>> begin Records provided
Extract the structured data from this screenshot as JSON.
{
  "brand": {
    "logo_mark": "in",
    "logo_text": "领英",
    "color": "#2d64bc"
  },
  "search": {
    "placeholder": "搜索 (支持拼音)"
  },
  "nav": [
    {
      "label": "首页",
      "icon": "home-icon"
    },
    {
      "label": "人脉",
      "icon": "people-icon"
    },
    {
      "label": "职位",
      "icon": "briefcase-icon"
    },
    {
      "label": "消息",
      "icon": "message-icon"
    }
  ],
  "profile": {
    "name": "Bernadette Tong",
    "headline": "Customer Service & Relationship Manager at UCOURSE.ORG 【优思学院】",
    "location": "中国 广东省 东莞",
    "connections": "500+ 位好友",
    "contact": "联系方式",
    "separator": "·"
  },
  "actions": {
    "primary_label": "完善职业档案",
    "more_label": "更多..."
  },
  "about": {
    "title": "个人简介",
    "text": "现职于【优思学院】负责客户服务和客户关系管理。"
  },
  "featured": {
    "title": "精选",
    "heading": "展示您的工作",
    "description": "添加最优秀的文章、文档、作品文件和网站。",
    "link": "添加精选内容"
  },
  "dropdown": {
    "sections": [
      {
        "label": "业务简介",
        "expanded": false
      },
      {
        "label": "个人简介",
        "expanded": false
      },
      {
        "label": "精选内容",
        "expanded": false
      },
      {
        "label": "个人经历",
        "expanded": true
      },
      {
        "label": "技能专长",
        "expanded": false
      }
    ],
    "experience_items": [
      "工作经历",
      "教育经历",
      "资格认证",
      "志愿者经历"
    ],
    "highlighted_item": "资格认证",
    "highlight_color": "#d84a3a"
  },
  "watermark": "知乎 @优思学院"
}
>> end Records provided
Each line of the listing should be echoed back exactly.

Finished exercise:
Extract the structured data from this screenshot as JSON.
{
  "brand": {
    "logo_mark": "in",
    "logo_text": "领英",
    "color": "#2d64bc"
  },
  "search": {
    "placeholder": "搜索 (支持拼音)"
  },
  "nav": [
    {
      "label": "首页",
      "icon": "home-icon"
    },
    {
      "label": "人脉",
      "icon": "people-icon"
    },
    {
      "label": "职位",
      "icon": "briefcase-icon"
    },
    {
      "label": "消息",
      "icon": "message-icon"
    }
  ],
  "profile": {
    "name": "Bernadette Tong",
    "headline": "Customer Service & Relationship Manager at UCOURSE.ORG 【优思学院】",
    "location": "中国 广东省 东莞",
    "connections": "500+ 位好友",
    "contact": "联系方式",
    "separator": "·"
  },
  "actions": {
    "primary_label": "完善职业档案",
    "more_label": "更多..."
  },
  "about": {
    "title": "个人简介",
    "text": "现职于【优思学院】负责客户服务和客户关系管理。"
  },
  "featured": {
    "title": "精选",
    "heading": "展示您的工作",
    "description": "添加最优秀的文章、文档、作品文件和网站。",
    "link": "添加精选内容"
  },
  "dropdown": {
    "sections": [
      {
        "label": "业务简介",
        "expanded": false
      },
      {
        "label": "个人简介",
        "expanded": false
      },
      {
        "label": "精选内容",
        "expanded": false
      },
      {
        "label": "个人经历",
        "expanded": true
      },
      {
        "label": "技能专长",
        "expanded": false
      }
    ],
    "experience_items": [
      "工作经历",
      "教育经历",
      "资格认证",
      "志愿者经历"
    ],
    "highlighted_item": "资格认证",
    "highlight_color": "#d84a3a"
  },
  "watermark": "知乎 @优思学院"
}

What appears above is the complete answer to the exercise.